- _Exercise inputs_

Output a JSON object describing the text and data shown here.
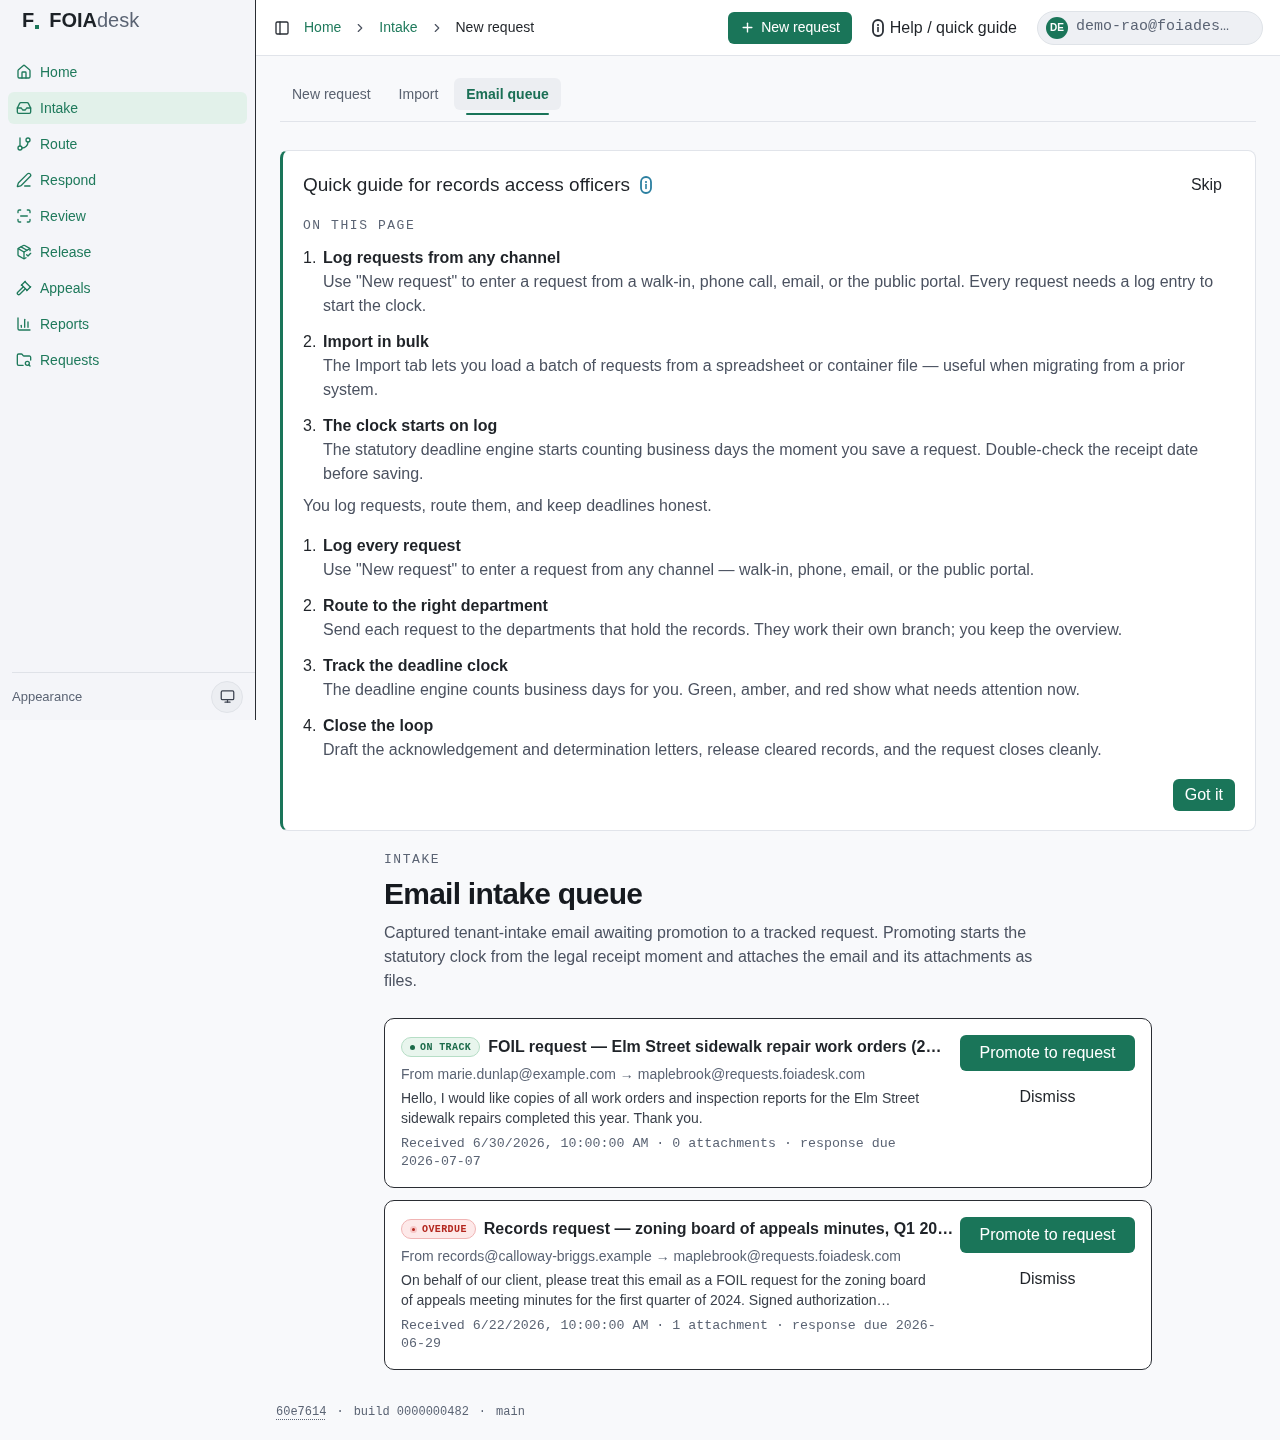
{
  "brand": {
    "mark": "F",
    "name_strong": "FOIA",
    "name_light": "desk"
  },
  "sidebar": {
    "items": [
      {
        "label": "Home",
        "selected": false
      },
      {
        "label": "Intake",
        "selected": true
      },
      {
        "label": "Route",
        "selected": false
      },
      {
        "label": "Respond",
        "selected": false
      },
      {
        "label": "Review",
        "selected": false
      },
      {
        "label": "Release",
        "selected": false
      },
      {
        "label": "Appeals",
        "selected": false
      },
      {
        "label": "Reports",
        "selected": false
      },
      {
        "label": "Requests",
        "selected": false
      }
    ],
    "footer_label": "Appearance"
  },
  "header": {
    "breadcrumb": [
      {
        "label": "Home",
        "current": false
      },
      {
        "label": "Intake",
        "current": false
      },
      {
        "label": "New request",
        "current": true
      }
    ],
    "primary_button": "New request",
    "help_link": "Help / quick guide",
    "user": {
      "initials": "DE",
      "email": "demo-rao@foiades…"
    }
  },
  "tabs": [
    {
      "label": "New request",
      "selected": false
    },
    {
      "label": "Import",
      "selected": false
    },
    {
      "label": "Email queue",
      "selected": true
    }
  ],
  "guide": {
    "title": "Quick guide for records access officers",
    "skip": "Skip",
    "section_label": "ON THIS PAGE",
    "steps": [
      {
        "number": "1.",
        "title": "Log requests from any channel",
        "description": "Use \"New request\" to enter a request from a walk-in, phone call, email, or the public portal. Every request needs a log entry to start the clock."
      },
      {
        "number": "2.",
        "title": "Import in bulk",
        "description": "The Import tab lets you load a batch of requests from a spreadsheet or container file — useful when migrating from a prior system."
      },
      {
        "number": "3.",
        "title": "The clock starts on log",
        "description": "The statutory deadline engine starts counting business days the moment you save a request. Double-check the receipt date before saving."
      }
    ],
    "intro": "You log requests, route them, and keep deadlines honest.",
    "steps_2": [
      {
        "number": "1.",
        "title": "Log every request",
        "description": "Use \"New request\" to enter a request from any channel — walk-in, phone, email, or the public portal."
      },
      {
        "number": "2.",
        "title": "Route to the right department",
        "description": "Send each request to the departments that hold the records. They work their own branch; you keep the overview."
      },
      {
        "number": "3.",
        "title": "Track the deadline clock",
        "description": "The deadline engine counts business days for you. Green, amber, and red show what needs attention now."
      },
      {
        "number": "4.",
        "title": "Close the loop",
        "description": "Draft the acknowledgement and determination letters, release cleared records, and the request closes cleanly."
      }
    ],
    "done_button": "Got it"
  },
  "intake": {
    "eyebrow": "INTAKE",
    "title": "Email intake queue",
    "description": "Captured tenant-intake email awaiting promotion to a tracked request. Promoting starts the statutory clock from the legal receipt moment and attaches the email and its attachments as files.",
    "emails": [
      {
        "status": {
          "kind": "on_track",
          "label": "ON TRACK"
        },
        "subject": "FOIL request — Elm Street sidewalk repair work orders (2…",
        "route": "From marie.dunlap@example.com → maplebrook@requests.foiadesk.com",
        "body": "Hello, I would like copies of all work orders and inspection reports for the Elm Street sidewalk repairs completed this year. Thank you.",
        "meta": "Received 6/30/2026, 10:00:00 AM · 0 attachments · response due 2026-07-07",
        "promote": "Promote to request",
        "dismiss": "Dismiss"
      },
      {
        "status": {
          "kind": "overdue",
          "label": "OVERDUE"
        },
        "subject": "Records request — zoning board of appeals minutes, Q1 20…",
        "route": "From records@calloway-briggs.example → maplebrook@requests.foiadesk.com",
        "body": "On behalf of our client, please treat this email as a FOIL request for the zoning board of appeals meeting minutes for the first quarter of 2024. Signed authorization…",
        "meta": "Received 6/22/2026, 10:00:00 AM · 1 attachment · response due 2026-06-29",
        "promote": "Promote to request",
        "dismiss": "Dismiss"
      }
    ]
  },
  "footer": {
    "separator": "·",
    "items": [
      {
        "kind": "link",
        "text": "60e7614"
      },
      {
        "kind": "build",
        "text": "build 0000000482"
      },
      {
        "kind": "branch",
        "text": "main"
      }
    ]
  }
}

- _What you are asked to do_
Reproduce each record from above exactly; pictures do not belong in the copy.

- _Answer in full_
Output a JSON object describing the text and data shown here.
{
  "brand": {
    "mark": "F",
    "name_strong": "FOIA",
    "name_light": "desk"
  },
  "sidebar": {
    "items": [
      {
        "label": "Home",
        "selected": false
      },
      {
        "label": "Intake",
        "selected": true
      },
      {
        "label": "Route",
        "selected": false
      },
      {
        "label": "Respond",
        "selected": false
      },
      {
        "label": "Review",
        "selected": false
      },
      {
        "label": "Release",
        "selected": false
      },
      {
        "label": "Appeals",
        "selected": false
      },
      {
        "label": "Reports",
        "selected": false
      },
      {
        "label": "Requests",
        "selected": false
      }
    ],
    "footer_label": "Appearance"
  },
  "header": {
    "breadcrumb": [
      {
        "label": "Home",
        "current": false
      },
      {
        "label": "Intake",
        "current": false
      },
      {
        "label": "New request",
        "current": true
      }
    ],
    "primary_button": "New request",
    "help_link": "Help / quick guide",
    "user": {
      "initials": "DE",
      "email": "demo-rao@foiades…"
    }
  },
  "tabs": [
    {
      "label": "New request",
      "selected": false
    },
    {
      "label": "Import",
      "selected": false
    },
    {
      "label": "Email queue",
      "selected": true
    }
  ],
  "guide": {
    "title": "Quick guide for records access officers",
    "skip": "Skip",
    "section_label": "ON THIS PAGE",
    "steps": [
      {
        "number": "1.",
        "title": "Log requests from any channel",
        "description": "Use \"New request\" to enter a request from a walk-in, phone call, email, or the public portal. Every request needs a log entry to start the clock."
      },
      {
        "number": "2.",
        "title": "Import in bulk",
        "description": "The Import tab lets you load a batch of requests from a spreadsheet or container file — useful when migrating from a prior system."
      },
      {
        "number": "3.",
        "title": "The clock starts on log",
        "description": "The statutory deadline engine starts counting business days the moment you save a request. Double-check the receipt date before saving."
      }
    ],
    "intro": "You log requests, route them, and keep deadlines honest.",
    "steps_2": [
      {
        "number": "1.",
        "title": "Log every request",
        "description": "Use \"New request\" to enter a request from any channel — walk-in, phone, email, or the public portal."
      },
      {
        "number": "2.",
        "title": "Route to the right department",
        "description": "Send each request to the departments that hold the records. They work their own branch; you keep the overview."
      },
      {
        "number": "3.",
        "title": "Track the deadline clock",
        "description": "The deadline engine counts business days for you. Green, amber, and red show what needs attention now."
      },
      {
        "number": "4.",
        "title": "Close the loop",
        "description": "Draft the acknowledgement and determination letters, release cleared records, and the request closes cleanly."
      }
    ],
    "done_button": "Got it"
  },
  "intake": {
    "eyebrow": "INTAKE",
    "title": "Email intake queue",
    "description": "Captured tenant-intake email awaiting promotion to a tracked request. Promoting starts the statutory clock from the legal receipt moment and attaches the email and its attachments as files.",
    "emails": [
      {
        "status": {
          "kind": "on_track",
          "label": "ON TRACK"
        },
        "subject": "FOIL request — Elm Street sidewalk repair work orders (2…",
        "route": "From marie.dunlap@example.com → maplebrook@requests.foiadesk.com",
        "body": "Hello, I would like copies of all work orders and inspection reports for the Elm Street sidewalk repairs completed this year. Thank you.",
        "meta": "Received 6/30/2026, 10:00:00 AM · 0 attachments · response due 2026-07-07",
        "promote": "Promote to request",
        "dismiss": "Dismiss"
      },
      {
        "status": {
          "kind": "overdue",
          "label": "OVERDUE"
        },
        "subject": "Records request — zoning board of appeals minutes, Q1 20…",
        "route": "From records@calloway-briggs.example → maplebrook@requests.foiadesk.com",
        "body": "On behalf of our client, please treat this email as a FOIL request for the zoning board of appeals meeting minutes for the first quarter of 2024. Signed authorization…",
        "meta": "Received 6/22/2026, 10:00:00 AM · 1 attachment · response due 2026-06-29",
        "promote": "Promote to request",
        "dismiss": "Dismiss"
      }
    ]
  },
  "footer": {
    "separator": "·",
    "items": [
      {
        "kind": "link",
        "text": "60e7614"
      },
      {
        "kind": "build",
        "text": "build 0000000482"
      },
      {
        "kind": "branch",
        "text": "main"
      }
    ]
  }
}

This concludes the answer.